◆ **Stored rows**
--- Begin ---

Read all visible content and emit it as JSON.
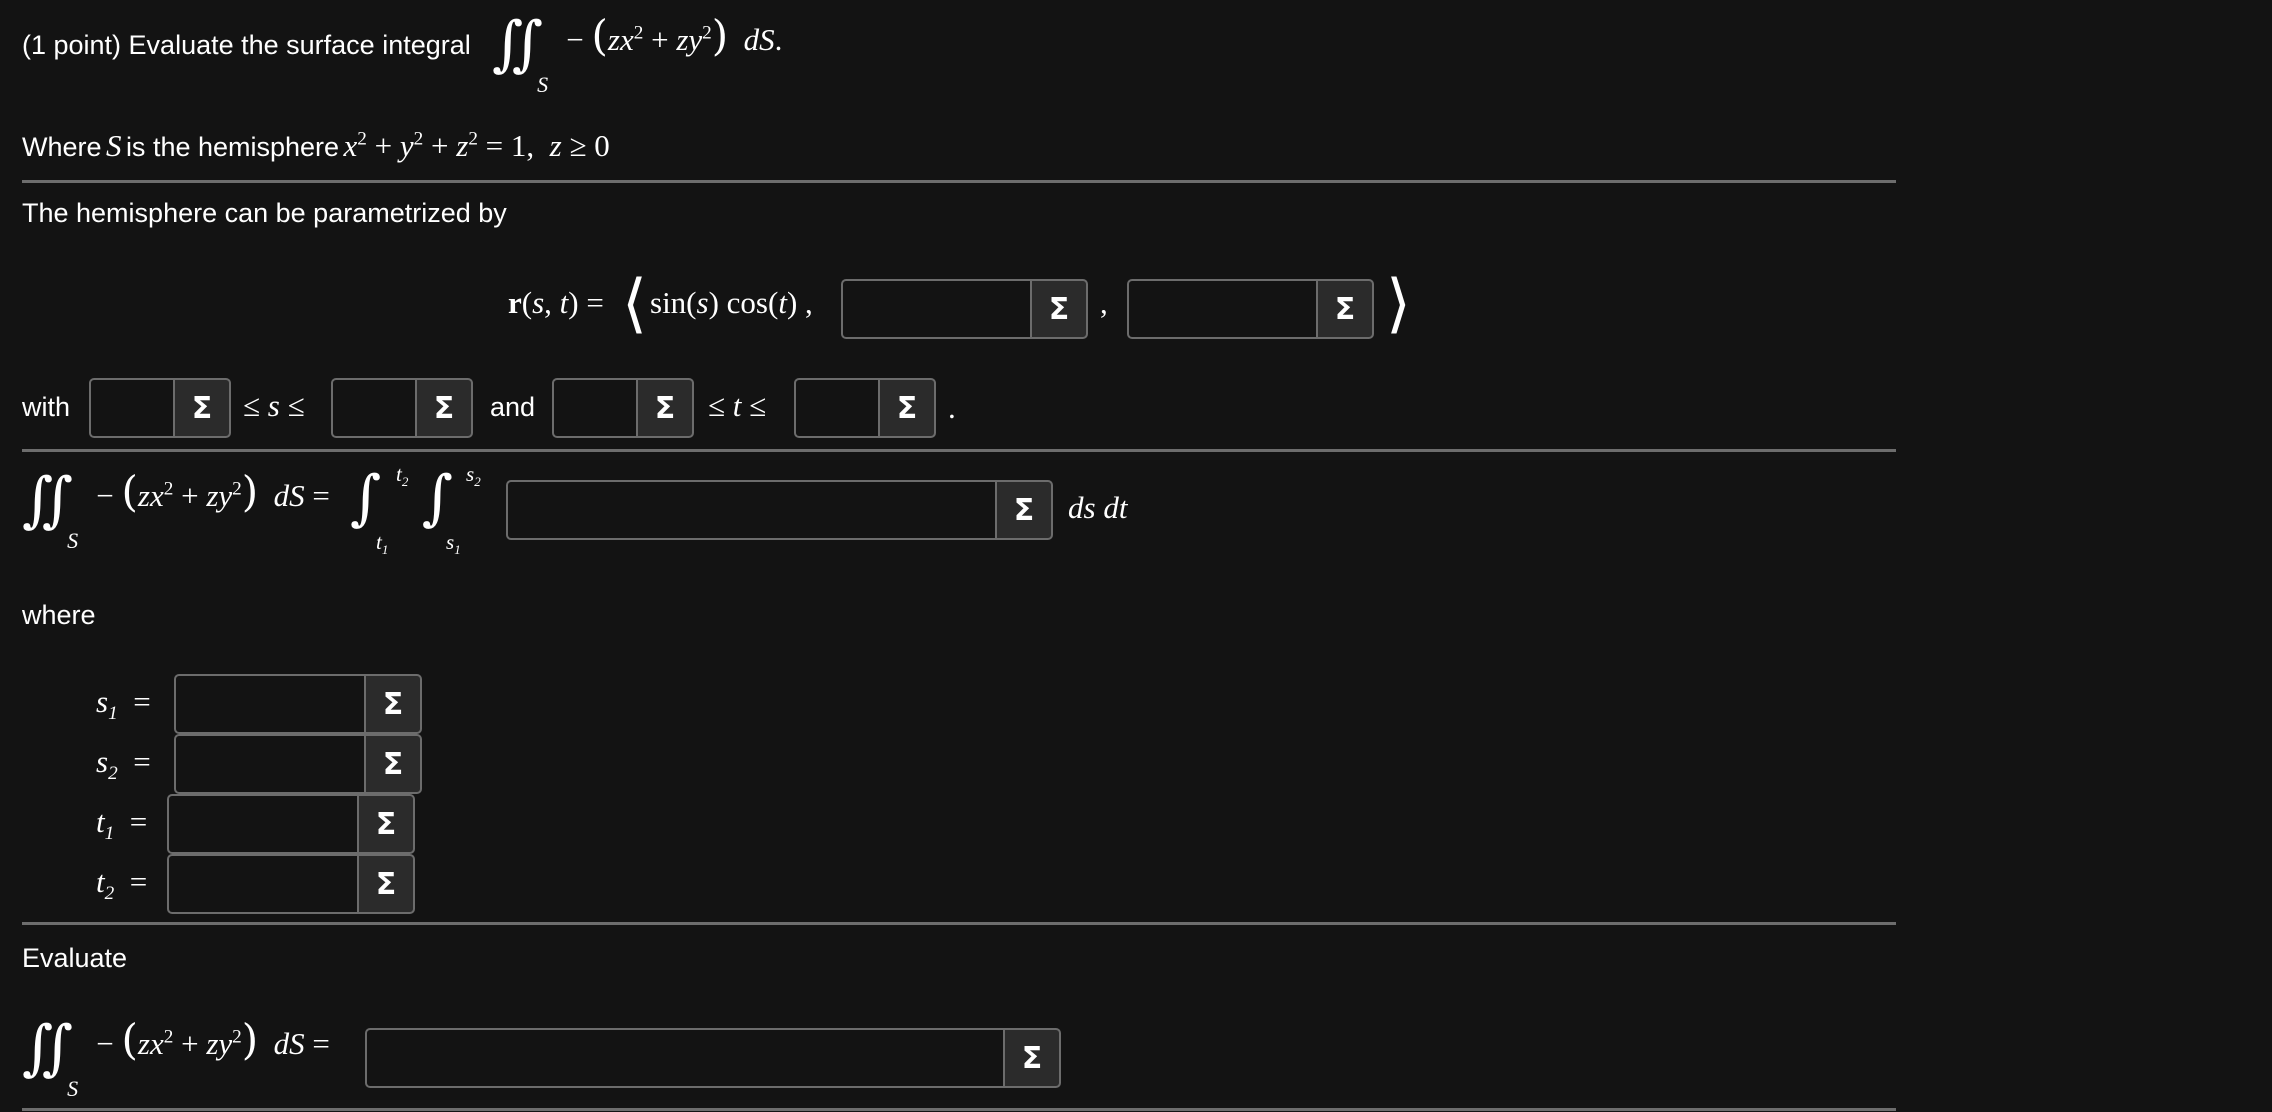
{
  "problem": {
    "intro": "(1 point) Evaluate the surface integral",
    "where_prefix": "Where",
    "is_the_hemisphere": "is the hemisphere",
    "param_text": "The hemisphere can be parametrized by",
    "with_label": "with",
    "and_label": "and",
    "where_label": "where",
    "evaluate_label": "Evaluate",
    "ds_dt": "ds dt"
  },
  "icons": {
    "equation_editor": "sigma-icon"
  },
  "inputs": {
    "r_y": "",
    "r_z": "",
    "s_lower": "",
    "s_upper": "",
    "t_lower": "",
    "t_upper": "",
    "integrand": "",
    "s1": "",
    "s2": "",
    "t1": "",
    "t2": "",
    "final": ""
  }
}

--- End ---

◆ **Exercise objective**
Leave out the pictures, and give all the records again exactly.

◆ **Response to the exercise**
Read all visible content and emit it as JSON.
{
  "problem": {
    "intro": "(1 point) Evaluate the surface integral",
    "where_prefix": "Where",
    "is_the_hemisphere": "is the hemisphere",
    "param_text": "The hemisphere can be parametrized by",
    "with_label": "with",
    "and_label": "and",
    "where_label": "where",
    "evaluate_label": "Evaluate",
    "ds_dt": "ds dt"
  },
  "icons": {
    "equation_editor": "sigma-icon"
  },
  "inputs": {
    "r_y": "",
    "r_z": "",
    "s_lower": "",
    "s_upper": "",
    "t_lower": "",
    "t_upper": "",
    "integrand": "",
    "s1": "",
    "s2": "",
    "t1": "",
    "t2": "",
    "final": ""
  }
}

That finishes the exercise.